**Task instructions:**
a: Please translate this sentence from the text on cross-platform mobile toolkits below into Spanish: "Therefore, it should be of little surprise that there's only one toolkit in this group: Flutter from Google."
b: Using the text on cross-platform mobile toolkits below, explain in one to three sentences why Flutter is the only toolkit in its group.
c: Pick up the text on cross-platform mobile toolkits below at its end and write what follows its last sentence.

Advantages and Disadvantages:

All of the advantages of Cordova apply to Ionic, with the additional advantage that Ionic’s styling makes a hybrid application look almost like a vendor-native platform app. Plus, Add Ionic offers enterprise support for developers, Ionic Native plugins, continuous integration, push notification services, and several other enterprise services. All in all, Ionic is making a very strong and compelling case to be both the best hybrid framework provider and an enterprise partner to trust.

A disadvantage to Ionic (and Cordova) applications is that the bridge between the JavaScript code of an application doesn’t allow for complete and total access to all of a mobile operating system’s APIs (or new hardware attributes or sensors). For the vast majority of mobile application needs, this won’t be an issue, but it’s something to keep in mind if your app idea is doing something out of the ordinary.

Flutter Mobile Applications – A Toolkit Category All Its Own

The final grouping of cross-platform mobile toolkits are those that eschew both native OS widgets and the web browser for rendering their UI. The amount of time and effort required to build a UI compositing layer for multiple operating systems and to create UI widgets for that new rendering layer is quite significant.

Therefore, it should be of little surprise that there’s only one toolkit in this group: Flutter from Google.

Applications for Flutter are written in the Dart language and compile to binary code for both Android and iOS. Rather than using native OS widgets or the web browser, widgets in Flutter are rendered on a 2D graphics layer.


The key advantage is that anywhere this 2D graphics layer can be deployed, you can target your Flutter application. This means that in addition to Android and iOS, Flutter applications can target Google’s Nest appliances as well.

Google has announced that Flutter applications will Also be able to target the desktop environment of macOS, Linux, and Windows in the future. Additionally, there is currently beta support for compiling a Flutter application for the web.

Mobile Development for Websites

Lastly, it’s important to ask whether a “simple” mobile website is all you need. If you don’t have a need for push notifications or advanced mobile OS features, almost every other “need-to-have” feature of mobile apps today (access to location, camera, touch gestures, WebRTC, and much more) can be supported simply through your phone’s browser.

**Data provided:**
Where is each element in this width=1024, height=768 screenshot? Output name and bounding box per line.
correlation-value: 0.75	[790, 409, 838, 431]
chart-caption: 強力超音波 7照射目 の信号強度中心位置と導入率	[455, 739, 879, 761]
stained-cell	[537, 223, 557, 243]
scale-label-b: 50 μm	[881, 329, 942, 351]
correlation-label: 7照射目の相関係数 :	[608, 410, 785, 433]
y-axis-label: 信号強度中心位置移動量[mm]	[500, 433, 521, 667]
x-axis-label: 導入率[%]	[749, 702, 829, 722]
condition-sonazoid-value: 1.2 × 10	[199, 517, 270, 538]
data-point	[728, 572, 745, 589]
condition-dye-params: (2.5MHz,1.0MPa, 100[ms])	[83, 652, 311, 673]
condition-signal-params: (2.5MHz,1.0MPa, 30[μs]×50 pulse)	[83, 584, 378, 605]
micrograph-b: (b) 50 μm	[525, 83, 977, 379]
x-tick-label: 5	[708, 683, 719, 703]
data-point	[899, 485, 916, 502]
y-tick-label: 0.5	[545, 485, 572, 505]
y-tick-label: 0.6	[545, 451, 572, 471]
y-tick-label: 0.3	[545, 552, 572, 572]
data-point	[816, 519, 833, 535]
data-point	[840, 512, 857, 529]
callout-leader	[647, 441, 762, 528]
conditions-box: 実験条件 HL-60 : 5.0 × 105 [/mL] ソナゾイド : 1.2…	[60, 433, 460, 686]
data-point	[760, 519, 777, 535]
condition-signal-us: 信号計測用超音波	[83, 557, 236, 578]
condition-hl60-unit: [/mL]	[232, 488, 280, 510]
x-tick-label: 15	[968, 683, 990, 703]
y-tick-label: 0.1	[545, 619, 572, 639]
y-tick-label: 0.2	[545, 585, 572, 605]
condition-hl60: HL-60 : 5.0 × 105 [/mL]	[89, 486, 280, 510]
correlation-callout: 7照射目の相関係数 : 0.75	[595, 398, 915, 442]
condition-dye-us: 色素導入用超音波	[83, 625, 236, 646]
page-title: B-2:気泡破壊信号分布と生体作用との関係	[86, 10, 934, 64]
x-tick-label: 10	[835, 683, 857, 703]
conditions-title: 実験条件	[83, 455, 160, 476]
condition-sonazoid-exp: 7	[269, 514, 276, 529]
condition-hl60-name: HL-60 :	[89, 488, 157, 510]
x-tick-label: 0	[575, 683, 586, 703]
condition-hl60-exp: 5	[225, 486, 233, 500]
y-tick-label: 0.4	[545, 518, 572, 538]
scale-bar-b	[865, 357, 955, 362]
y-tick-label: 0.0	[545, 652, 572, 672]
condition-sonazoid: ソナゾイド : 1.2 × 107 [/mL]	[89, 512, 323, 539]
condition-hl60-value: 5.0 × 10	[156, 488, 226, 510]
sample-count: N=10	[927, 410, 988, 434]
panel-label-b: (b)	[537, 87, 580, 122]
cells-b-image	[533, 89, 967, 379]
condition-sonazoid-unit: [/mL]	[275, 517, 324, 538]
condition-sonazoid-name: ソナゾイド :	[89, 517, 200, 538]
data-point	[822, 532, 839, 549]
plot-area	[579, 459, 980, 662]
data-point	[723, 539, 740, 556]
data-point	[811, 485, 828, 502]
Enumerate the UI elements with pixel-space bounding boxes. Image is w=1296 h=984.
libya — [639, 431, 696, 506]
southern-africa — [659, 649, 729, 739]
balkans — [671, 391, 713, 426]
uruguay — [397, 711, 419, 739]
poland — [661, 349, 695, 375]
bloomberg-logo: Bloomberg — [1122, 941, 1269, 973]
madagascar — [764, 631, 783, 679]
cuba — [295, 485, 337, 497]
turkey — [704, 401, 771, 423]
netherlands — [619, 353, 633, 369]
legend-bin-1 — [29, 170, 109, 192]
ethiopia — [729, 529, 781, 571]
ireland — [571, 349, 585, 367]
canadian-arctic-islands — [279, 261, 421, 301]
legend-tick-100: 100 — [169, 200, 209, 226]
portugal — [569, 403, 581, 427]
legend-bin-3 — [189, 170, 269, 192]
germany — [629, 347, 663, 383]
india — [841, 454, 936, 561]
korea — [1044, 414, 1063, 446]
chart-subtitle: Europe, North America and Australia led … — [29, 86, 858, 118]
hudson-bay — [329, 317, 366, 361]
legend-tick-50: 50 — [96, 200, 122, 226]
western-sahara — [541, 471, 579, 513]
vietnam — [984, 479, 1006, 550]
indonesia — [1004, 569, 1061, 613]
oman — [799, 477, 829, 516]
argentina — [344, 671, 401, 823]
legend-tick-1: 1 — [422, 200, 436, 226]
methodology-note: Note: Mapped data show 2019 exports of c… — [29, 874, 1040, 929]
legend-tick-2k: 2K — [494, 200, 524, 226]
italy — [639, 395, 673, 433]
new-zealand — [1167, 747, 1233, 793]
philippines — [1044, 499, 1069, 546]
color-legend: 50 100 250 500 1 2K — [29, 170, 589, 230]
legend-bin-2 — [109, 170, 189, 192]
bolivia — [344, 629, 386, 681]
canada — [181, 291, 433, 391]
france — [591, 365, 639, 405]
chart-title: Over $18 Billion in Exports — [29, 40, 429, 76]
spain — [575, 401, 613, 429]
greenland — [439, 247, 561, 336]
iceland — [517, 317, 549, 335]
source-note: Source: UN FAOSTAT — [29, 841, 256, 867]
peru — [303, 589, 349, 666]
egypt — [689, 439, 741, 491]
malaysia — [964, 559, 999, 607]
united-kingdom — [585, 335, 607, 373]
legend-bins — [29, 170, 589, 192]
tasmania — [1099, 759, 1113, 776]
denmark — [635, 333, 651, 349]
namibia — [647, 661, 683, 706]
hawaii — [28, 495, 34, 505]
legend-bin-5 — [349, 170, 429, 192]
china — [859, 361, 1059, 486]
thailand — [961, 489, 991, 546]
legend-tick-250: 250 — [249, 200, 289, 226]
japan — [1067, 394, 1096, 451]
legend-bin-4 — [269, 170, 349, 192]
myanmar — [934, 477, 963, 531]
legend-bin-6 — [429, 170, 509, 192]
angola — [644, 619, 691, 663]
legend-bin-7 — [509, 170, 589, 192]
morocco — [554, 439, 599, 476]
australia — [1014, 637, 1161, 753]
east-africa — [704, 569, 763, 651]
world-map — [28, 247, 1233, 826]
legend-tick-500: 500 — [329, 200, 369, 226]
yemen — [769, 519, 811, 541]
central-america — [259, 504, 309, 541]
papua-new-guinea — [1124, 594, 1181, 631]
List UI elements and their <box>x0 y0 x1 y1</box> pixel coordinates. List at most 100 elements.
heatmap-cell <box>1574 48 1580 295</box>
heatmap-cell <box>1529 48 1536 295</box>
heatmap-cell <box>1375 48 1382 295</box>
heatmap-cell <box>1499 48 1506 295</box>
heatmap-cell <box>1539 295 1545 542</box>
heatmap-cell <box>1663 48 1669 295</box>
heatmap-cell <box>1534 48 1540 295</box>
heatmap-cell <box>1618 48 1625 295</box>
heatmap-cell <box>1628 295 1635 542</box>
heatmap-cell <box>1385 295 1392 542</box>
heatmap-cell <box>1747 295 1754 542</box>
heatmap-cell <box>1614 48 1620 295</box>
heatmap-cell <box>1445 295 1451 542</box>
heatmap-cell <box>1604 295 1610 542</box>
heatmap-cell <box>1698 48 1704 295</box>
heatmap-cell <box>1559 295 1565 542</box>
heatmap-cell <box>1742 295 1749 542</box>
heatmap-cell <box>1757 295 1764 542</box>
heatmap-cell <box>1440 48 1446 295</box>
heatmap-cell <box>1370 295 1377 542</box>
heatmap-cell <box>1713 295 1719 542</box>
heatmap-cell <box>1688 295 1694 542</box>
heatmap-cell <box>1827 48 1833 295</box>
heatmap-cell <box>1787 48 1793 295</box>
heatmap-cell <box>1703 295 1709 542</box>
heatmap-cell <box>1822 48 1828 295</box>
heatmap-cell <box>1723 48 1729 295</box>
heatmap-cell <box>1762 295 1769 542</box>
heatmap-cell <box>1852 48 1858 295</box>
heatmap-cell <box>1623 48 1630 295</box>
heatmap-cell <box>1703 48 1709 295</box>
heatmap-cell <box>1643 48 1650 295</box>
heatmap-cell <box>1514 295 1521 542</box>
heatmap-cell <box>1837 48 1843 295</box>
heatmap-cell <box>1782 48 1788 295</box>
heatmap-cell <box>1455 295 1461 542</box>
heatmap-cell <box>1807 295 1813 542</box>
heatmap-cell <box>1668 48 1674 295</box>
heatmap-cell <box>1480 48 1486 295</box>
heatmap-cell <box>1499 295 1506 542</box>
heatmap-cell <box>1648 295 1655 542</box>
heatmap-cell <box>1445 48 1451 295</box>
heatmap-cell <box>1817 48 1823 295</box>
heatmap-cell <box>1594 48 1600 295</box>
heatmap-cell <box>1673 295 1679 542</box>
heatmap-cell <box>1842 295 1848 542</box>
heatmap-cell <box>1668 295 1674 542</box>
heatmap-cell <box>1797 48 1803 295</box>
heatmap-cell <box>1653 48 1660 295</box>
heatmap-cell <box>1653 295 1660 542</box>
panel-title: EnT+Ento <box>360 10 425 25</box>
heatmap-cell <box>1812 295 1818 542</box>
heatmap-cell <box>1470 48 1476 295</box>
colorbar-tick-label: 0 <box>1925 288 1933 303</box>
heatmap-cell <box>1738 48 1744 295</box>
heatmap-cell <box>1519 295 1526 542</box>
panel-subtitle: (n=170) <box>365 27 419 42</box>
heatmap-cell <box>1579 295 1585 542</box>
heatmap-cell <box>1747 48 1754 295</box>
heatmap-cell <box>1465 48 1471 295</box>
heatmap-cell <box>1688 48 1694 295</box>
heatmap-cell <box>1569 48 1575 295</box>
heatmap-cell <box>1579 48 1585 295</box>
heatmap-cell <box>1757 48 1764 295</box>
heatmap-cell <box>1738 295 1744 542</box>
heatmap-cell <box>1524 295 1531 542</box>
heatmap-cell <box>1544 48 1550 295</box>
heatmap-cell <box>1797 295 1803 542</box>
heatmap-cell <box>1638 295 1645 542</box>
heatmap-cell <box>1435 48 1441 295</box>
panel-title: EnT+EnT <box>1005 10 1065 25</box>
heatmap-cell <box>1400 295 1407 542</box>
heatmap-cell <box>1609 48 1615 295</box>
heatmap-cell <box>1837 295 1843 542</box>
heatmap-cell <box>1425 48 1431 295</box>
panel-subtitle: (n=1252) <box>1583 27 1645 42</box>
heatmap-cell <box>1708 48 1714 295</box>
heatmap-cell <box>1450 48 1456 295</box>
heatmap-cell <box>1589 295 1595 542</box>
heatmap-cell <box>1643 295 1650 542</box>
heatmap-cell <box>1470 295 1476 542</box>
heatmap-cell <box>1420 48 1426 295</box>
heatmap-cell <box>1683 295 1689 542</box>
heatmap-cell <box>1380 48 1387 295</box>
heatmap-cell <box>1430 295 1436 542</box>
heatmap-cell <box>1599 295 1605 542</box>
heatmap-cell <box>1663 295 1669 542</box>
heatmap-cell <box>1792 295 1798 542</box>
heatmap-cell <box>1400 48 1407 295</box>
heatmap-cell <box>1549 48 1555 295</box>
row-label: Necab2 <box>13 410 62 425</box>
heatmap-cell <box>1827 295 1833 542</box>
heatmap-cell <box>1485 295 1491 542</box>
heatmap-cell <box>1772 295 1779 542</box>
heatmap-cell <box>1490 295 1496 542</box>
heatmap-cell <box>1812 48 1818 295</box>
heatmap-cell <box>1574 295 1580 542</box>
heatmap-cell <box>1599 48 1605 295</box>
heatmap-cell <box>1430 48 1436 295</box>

**Your responses:**
a: Por lo tanto, no debería sorprender mucho que solo haya un kit de herramientas en este grupo: Flutter de Google.

b: Toolkits in this group skip both native OS widgets and the web browser for rendering their UI. That means building a UI compositing layer for multiple operating systems and creating UI widgets for that new rendering layer, which takes a very significant amount of time and effort.

c:
Advantages and Disadvantages:

The biggest advantage of simply using a mobile website is that you are not limited to Android and iOS, but you can still reach almost EVERY phone with a web browser (Blackberry, WindowsPhone, FirefoxOS, Symbian, WebOS, and many more). Another advantage is that mobile development is far easier than writing a vendor-native or cross-platform app so it will be easier to find developers or train existing staff to support this.

The only disadvantage is that full access to your phone’s operating system and hardware features aren’t available — which is only a negative if your application actually needs these abilities.

Which Mobile Development Strategy Is Best?

A logical question to ask is: “Which of these approaches is best for my business?” The answer depends on many factors.

Critical questions to answer are: ”What your mobile app needs to be able to do today?” and What likely features will you need to support in the next two to five years?”

If your current needs could be satisfied with a mobile website, but you will need to support abilities that are only possible with vendor-native apps in the near future, then selecting mobile web now and committing to a full rewrite might not be the most advantageous call.

Another consideration is based on personnel: Do you primarily have web developers?” If so, then mobile web/hybrid/Ionic might be the best path to consider. Do you have a shop full of WPF desktop developers?” If so, then Xamarin would be a natural fit for your team’s skills.

Ultimately, the only wrong choice is to ignore mobile platforms altogether. If there is one clear trend, it’s that people interacting with companies and each other via the internet primarily through their phones is on the rise. By embracing mobile, your ability to reach and engage your customers will be maximized.